> Set exercise
Determine the count of lines holding the string "Wytworzono". Return only the number.

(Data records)
──────

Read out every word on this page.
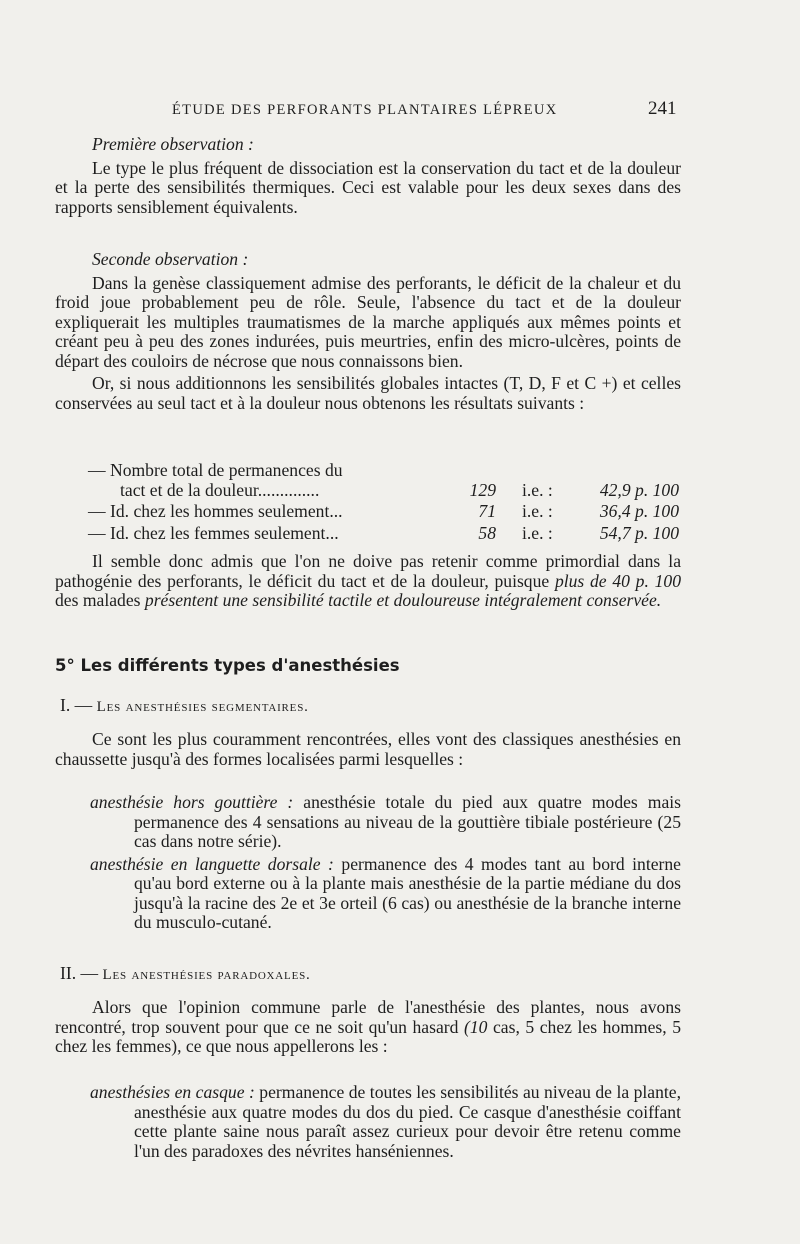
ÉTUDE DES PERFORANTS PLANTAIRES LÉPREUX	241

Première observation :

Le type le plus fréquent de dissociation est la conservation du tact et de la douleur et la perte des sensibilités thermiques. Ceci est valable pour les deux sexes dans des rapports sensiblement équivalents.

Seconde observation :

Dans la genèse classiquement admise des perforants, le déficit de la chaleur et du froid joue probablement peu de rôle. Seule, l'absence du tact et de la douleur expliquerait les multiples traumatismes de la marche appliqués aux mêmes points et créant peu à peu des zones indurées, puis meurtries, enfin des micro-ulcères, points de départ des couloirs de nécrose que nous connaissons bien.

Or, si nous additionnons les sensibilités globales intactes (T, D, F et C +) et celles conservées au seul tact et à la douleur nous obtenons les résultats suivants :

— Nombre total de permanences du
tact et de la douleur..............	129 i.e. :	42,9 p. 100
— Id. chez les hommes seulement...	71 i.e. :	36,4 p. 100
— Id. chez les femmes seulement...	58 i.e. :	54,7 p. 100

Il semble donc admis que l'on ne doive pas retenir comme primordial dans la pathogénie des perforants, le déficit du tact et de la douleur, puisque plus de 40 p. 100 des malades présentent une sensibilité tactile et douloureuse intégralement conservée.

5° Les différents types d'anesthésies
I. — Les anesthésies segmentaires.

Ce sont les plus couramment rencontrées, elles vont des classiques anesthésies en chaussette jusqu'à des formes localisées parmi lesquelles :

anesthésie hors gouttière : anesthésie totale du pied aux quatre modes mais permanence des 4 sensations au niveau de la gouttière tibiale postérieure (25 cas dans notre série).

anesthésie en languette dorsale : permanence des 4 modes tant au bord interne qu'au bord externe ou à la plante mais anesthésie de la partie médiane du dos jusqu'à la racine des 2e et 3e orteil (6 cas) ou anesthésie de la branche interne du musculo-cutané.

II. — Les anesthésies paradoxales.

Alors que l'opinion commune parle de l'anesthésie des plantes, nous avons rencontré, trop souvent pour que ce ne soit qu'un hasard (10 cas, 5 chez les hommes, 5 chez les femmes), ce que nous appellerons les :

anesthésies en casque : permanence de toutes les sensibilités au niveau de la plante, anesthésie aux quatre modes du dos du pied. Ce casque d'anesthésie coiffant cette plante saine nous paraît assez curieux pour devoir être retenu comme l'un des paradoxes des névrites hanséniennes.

──────

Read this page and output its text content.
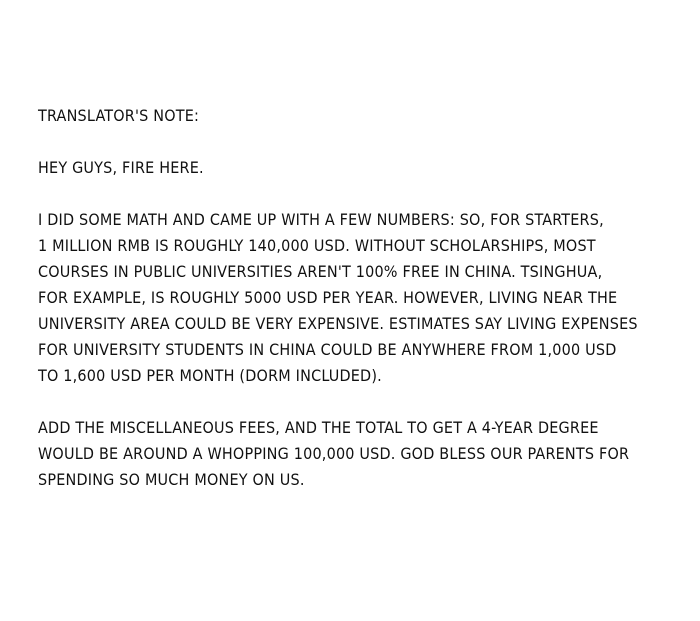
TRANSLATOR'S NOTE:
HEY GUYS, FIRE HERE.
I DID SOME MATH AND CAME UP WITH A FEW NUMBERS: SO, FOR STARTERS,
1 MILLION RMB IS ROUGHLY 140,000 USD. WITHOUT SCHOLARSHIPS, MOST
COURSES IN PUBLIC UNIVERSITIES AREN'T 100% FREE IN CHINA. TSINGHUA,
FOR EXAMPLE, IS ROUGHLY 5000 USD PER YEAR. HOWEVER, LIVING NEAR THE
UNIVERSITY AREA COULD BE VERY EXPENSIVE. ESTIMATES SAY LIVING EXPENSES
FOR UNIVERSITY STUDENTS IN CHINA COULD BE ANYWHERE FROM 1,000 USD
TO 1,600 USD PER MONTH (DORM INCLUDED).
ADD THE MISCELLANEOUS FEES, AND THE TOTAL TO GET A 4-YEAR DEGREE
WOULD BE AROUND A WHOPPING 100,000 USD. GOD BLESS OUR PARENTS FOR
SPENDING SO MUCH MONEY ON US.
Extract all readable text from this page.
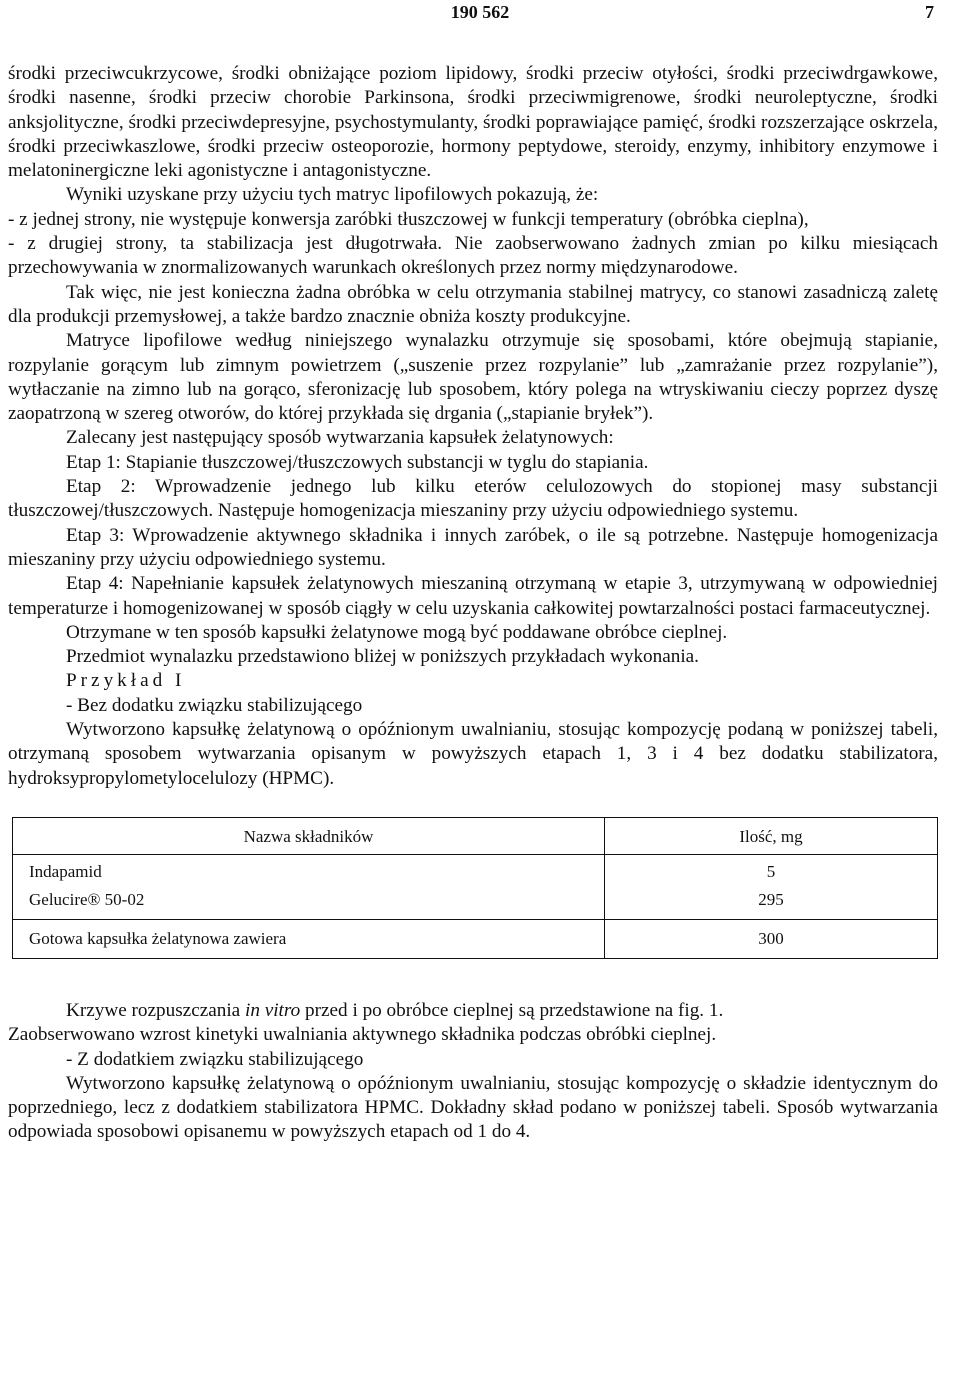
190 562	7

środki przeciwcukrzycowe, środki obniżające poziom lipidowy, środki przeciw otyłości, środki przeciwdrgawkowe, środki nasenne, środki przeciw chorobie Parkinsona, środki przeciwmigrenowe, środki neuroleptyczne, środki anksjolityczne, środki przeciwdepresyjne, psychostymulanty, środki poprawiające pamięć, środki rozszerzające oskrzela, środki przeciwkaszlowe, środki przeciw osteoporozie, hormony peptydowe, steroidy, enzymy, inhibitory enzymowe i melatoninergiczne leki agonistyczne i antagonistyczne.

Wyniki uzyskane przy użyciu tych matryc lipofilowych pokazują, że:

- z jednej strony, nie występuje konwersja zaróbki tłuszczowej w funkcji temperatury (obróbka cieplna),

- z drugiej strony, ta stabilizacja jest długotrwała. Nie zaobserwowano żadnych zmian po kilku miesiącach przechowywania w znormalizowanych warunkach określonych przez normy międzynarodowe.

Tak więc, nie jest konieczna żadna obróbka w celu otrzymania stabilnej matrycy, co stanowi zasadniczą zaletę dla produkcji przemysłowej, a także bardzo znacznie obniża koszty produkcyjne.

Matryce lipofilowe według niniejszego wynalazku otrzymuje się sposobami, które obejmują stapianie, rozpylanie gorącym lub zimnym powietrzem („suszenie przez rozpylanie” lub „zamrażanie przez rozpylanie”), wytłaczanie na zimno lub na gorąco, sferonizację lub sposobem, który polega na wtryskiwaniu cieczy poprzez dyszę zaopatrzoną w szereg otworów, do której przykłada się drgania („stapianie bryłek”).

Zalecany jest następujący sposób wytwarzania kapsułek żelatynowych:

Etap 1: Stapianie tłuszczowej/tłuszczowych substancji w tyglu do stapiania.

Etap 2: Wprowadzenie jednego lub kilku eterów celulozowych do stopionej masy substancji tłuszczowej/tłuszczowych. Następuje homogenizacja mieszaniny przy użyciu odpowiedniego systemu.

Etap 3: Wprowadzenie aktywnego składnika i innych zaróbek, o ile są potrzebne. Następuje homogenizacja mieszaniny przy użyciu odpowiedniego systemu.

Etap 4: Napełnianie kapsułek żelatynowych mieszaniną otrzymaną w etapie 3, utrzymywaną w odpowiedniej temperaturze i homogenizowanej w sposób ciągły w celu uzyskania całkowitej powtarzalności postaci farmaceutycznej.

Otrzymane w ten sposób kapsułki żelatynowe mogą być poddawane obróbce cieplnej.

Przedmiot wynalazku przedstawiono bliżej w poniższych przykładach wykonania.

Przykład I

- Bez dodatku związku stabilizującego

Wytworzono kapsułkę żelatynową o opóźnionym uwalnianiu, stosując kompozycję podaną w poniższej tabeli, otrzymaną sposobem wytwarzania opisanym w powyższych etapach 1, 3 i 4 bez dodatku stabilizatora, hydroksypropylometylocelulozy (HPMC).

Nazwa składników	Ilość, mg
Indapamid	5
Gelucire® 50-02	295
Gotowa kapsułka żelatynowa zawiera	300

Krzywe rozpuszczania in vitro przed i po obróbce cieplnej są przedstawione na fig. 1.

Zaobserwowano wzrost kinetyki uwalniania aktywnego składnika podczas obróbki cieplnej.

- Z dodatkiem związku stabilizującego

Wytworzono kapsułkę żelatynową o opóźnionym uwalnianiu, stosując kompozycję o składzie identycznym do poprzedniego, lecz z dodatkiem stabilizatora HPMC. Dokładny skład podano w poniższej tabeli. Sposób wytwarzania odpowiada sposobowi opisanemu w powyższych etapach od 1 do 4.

──────

> Answer to this problem
2